**Challenge**
Please copy all the lines that follow, word for word.

**Items**
++++++
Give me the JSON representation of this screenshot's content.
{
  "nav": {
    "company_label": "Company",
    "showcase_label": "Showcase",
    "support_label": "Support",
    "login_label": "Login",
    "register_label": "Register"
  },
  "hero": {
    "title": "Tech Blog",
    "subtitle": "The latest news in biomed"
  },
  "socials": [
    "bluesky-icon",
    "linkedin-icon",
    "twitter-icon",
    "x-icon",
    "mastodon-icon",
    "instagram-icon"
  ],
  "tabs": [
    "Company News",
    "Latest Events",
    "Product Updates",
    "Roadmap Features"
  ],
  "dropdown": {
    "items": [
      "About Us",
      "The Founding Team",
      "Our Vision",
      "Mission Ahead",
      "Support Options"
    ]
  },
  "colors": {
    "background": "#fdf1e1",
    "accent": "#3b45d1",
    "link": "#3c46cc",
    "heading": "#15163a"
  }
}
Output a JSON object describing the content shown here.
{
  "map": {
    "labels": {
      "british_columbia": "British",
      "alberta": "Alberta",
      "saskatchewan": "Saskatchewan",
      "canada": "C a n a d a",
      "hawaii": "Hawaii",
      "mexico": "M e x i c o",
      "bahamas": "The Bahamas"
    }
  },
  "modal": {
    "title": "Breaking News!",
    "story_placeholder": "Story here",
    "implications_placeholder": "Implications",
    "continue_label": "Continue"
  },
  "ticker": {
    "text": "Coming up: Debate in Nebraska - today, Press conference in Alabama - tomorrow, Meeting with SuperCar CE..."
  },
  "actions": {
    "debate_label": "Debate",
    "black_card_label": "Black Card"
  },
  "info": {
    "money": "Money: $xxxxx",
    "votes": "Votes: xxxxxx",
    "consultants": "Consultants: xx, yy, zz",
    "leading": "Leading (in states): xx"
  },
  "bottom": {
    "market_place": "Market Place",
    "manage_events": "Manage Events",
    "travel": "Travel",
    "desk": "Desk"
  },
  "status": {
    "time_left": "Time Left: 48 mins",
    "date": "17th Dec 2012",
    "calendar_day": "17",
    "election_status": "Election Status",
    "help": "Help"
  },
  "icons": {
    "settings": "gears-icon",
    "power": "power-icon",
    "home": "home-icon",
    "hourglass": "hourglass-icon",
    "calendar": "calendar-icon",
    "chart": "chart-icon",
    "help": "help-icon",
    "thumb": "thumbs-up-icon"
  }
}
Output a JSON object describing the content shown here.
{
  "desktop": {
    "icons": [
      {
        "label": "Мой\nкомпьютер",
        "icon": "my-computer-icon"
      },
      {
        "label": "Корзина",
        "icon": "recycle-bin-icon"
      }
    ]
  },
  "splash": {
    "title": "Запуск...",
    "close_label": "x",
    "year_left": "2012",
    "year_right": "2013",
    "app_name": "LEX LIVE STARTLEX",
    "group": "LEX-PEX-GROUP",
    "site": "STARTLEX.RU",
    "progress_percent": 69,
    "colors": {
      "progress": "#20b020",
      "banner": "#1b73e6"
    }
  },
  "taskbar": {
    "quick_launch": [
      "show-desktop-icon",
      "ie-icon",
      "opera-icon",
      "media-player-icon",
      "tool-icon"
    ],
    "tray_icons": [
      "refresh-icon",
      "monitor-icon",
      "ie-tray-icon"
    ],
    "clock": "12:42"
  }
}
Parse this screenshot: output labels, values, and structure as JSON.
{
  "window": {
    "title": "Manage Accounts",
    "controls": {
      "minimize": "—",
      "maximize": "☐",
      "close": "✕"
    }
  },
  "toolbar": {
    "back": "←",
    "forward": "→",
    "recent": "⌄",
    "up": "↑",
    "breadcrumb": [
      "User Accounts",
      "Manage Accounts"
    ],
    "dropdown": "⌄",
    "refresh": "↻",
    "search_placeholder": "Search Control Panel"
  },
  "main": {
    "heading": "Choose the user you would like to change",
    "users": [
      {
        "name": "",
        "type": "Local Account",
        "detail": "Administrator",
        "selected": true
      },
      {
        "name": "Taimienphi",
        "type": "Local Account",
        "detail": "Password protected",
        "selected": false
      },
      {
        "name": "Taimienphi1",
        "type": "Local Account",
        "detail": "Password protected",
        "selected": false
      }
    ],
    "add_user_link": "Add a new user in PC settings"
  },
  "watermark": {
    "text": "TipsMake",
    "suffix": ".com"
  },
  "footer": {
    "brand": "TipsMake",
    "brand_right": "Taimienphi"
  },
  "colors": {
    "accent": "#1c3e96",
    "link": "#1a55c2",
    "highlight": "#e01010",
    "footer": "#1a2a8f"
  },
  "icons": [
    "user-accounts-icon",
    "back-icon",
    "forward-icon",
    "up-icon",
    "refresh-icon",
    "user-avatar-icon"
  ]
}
++++++
**Worked solution**
Give me the JSON representation of this screenshot's content.
{
  "nav": {
    "company_label": "Company",
    "showcase_label": "Showcase",
    "support_label": "Support",
    "login_label": "Login",
    "register_label": "Register"
  },
  "hero": {
    "title": "Tech Blog",
    "subtitle": "The latest news in biomed"
  },
  "socials": [
    "bluesky-icon",
    "linkedin-icon",
    "twitter-icon",
    "x-icon",
    "mastodon-icon",
    "instagram-icon"
  ],
  "tabs": [
    "Company News",
    "Latest Events",
    "Product Updates",
    "Roadmap Features"
  ],
  "dropdown": {
    "items": [
      "About Us",
      "The Founding Team",
      "Our Vision",
      "Mission Ahead",
      "Support Options"
    ]
  },
  "colors": {
    "background": "#fdf1e1",
    "accent": "#3b45d1",
    "link": "#3c46cc",
    "heading": "#15163a"
  }
}
Output a JSON object describing the content shown here.
{
  "map": {
    "labels": {
      "british_columbia": "British",
      "alberta": "Alberta",
      "saskatchewan": "Saskatchewan",
      "canada": "C a n a d a",
      "hawaii": "Hawaii",
      "mexico": "M e x i c o",
      "bahamas": "The Bahamas"
    }
  },
  "modal": {
    "title": "Breaking News!",
    "story_placeholder": "Story here",
    "implications_placeholder": "Implications",
    "continue_label": "Continue"
  },
  "ticker": {
    "text": "Coming up: Debate in Nebraska - today, Press conference in Alabama - tomorrow, Meeting with SuperCar CE..."
  },
  "actions": {
    "debate_label": "Debate",
    "black_card_label": "Black Card"
  },
  "info": {
    "money": "Money: $xxxxx",
    "votes": "Votes: xxxxxx",
    "consultants": "Consultants: xx, yy, zz",
    "leading": "Leading (in states): xx"
  },
  "bottom": {
    "market_place": "Market Place",
    "manage_events": "Manage Events",
    "travel": "Travel",
    "desk": "Desk"
  },
  "status": {
    "time_left": "Time Left: 48 mins",
    "date": "17th Dec 2012",
    "calendar_day": "17",
    "election_status": "Election Status",
    "help": "Help"
  },
  "icons": {
    "settings": "gears-icon",
    "power": "power-icon",
    "home": "home-icon",
    "hourglass": "hourglass-icon",
    "calendar": "calendar-icon",
    "chart": "chart-icon",
    "help": "help-icon",
    "thumb": "thumbs-up-icon"
  }
}
Output a JSON object describing the content shown here.
{
  "desktop": {
    "icons": [
      {
        "label": "Мой\nкомпьютер",
        "icon": "my-computer-icon"
      },
      {
        "label": "Корзина",
        "icon": "recycle-bin-icon"
      }
    ]
  },
  "splash": {
    "title": "Запуск...",
    "close_label": "x",
    "year_left": "2012",
    "year_right": "2013",
    "app_name": "LEX LIVE STARTLEX",
    "group": "LEX-PEX-GROUP",
    "site": "STARTLEX.RU",
    "progress_percent": 69,
    "colors": {
      "progress": "#20b020",
      "banner": "#1b73e6"
    }
  },
  "taskbar": {
    "quick_launch": [
      "show-desktop-icon",
      "ie-icon",
      "opera-icon",
      "media-player-icon",
      "tool-icon"
    ],
    "tray_icons": [
      "refresh-icon",
      "monitor-icon",
      "ie-tray-icon"
    ],
    "clock": "12:42"
  }
}
Parse this screenshot: output labels, values, and structure as JSON.
{
  "window": {
    "title": "Manage Accounts",
    "controls": {
      "minimize": "—",
      "maximize": "☐",
      "close": "✕"
    }
  },
  "toolbar": {
    "back": "←",
    "forward": "→",
    "recent": "⌄",
    "up": "↑",
    "breadcrumb": [
      "User Accounts",
      "Manage Accounts"
    ],
    "dropdown": "⌄",
    "refresh": "↻",
    "search_placeholder": "Search Control Panel"
  },
  "main": {
    "heading": "Choose the user you would like to change",
    "users": [
      {
        "name": "",
        "type": "Local Account",
        "detail": "Administrator",
        "selected": true
      },
      {
        "name": "Taimienphi",
        "type": "Local Account",
        "detail": "Password protected",
        "selected": false
      },
      {
        "name": "Taimienphi1",
        "type": "Local Account",
        "detail": "Password protected",
        "selected": false
      }
    ],
    "add_user_link": "Add a new user in PC settings"
  },
  "watermark": {
    "text": "TipsMake",
    "suffix": ".com"
  },
  "footer": {
    "brand": "TipsMake",
    "brand_right": "Taimienphi"
  },
  "colors": {
    "accent": "#1c3e96",
    "link": "#1a55c2",
    "highlight": "#e01010",
    "footer": "#1a2a8f"
  },
  "icons": [
    "user-accounts-icon",
    "back-icon",
    "forward-icon",
    "up-icon",
    "refresh-icon",
    "user-avatar-icon"
  ]
}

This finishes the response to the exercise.